## TASK PROMPT
Pick out every line that holds the string "model" and copy it.

** BEGIN TASK INPUT **

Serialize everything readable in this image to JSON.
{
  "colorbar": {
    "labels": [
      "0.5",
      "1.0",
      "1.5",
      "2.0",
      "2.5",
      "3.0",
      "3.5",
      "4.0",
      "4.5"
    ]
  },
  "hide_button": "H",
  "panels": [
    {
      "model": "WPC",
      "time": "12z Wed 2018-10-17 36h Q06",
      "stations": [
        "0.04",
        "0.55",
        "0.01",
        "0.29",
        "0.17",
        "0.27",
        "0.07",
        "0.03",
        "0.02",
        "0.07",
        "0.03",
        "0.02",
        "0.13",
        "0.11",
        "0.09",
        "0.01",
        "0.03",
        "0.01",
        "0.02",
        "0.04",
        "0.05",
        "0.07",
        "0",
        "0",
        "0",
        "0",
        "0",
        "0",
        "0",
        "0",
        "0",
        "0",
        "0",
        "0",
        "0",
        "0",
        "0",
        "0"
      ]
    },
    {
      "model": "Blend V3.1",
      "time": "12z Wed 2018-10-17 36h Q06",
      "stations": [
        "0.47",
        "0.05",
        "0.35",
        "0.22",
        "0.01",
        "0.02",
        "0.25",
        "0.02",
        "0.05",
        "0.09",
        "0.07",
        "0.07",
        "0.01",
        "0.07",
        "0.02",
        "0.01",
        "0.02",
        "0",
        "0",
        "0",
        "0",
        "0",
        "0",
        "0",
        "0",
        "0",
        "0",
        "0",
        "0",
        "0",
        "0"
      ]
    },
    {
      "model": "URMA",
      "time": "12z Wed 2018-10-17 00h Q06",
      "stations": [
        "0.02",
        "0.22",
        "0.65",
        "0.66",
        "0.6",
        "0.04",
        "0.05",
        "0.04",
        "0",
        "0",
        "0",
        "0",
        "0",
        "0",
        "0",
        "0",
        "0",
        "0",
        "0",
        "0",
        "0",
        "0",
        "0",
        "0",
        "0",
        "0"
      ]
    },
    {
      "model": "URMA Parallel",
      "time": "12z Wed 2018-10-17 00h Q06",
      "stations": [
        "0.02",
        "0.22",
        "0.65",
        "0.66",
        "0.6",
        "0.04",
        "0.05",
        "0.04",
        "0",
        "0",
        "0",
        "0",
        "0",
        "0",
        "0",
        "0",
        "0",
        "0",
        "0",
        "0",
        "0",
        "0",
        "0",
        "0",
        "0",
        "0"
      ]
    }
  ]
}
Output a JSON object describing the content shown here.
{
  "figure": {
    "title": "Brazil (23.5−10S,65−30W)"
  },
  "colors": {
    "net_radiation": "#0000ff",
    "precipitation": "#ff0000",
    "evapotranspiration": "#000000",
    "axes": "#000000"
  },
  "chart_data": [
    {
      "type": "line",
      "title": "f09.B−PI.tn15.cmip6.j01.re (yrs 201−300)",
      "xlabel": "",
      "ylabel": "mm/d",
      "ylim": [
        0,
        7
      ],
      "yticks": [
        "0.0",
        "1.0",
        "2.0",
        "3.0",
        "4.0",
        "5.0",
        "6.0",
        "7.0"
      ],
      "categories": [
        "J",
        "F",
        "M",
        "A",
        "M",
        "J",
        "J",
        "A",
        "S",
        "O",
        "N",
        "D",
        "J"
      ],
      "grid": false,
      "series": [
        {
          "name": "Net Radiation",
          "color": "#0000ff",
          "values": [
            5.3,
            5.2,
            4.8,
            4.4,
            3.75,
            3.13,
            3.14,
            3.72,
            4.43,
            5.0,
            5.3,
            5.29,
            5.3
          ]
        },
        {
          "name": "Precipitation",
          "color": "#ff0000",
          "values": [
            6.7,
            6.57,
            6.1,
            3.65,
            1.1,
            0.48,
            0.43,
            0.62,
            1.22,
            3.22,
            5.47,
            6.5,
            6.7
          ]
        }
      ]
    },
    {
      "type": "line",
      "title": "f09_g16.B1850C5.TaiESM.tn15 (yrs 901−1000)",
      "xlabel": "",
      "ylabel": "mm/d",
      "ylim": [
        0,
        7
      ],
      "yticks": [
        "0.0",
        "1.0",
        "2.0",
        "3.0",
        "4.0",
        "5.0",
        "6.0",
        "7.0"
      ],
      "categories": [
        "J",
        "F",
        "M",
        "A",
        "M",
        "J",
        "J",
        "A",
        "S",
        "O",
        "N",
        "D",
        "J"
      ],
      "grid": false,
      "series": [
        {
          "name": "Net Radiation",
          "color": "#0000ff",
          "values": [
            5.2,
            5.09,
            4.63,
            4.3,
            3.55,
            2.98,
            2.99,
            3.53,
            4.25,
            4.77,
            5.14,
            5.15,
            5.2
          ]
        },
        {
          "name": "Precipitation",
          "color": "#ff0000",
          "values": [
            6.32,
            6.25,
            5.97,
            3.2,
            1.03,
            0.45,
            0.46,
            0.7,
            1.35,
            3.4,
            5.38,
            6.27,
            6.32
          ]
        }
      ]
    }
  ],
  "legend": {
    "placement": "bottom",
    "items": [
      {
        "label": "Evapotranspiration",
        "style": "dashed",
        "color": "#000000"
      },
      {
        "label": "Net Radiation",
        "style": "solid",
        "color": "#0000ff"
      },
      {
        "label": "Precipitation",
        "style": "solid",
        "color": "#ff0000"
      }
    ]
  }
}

** END TASK INPUT **

## SOLUTION BELOW
      "model": "WPC",
      "model": "Blend V3.1",
      "model": "URMA",
      "model": "URMA Parallel",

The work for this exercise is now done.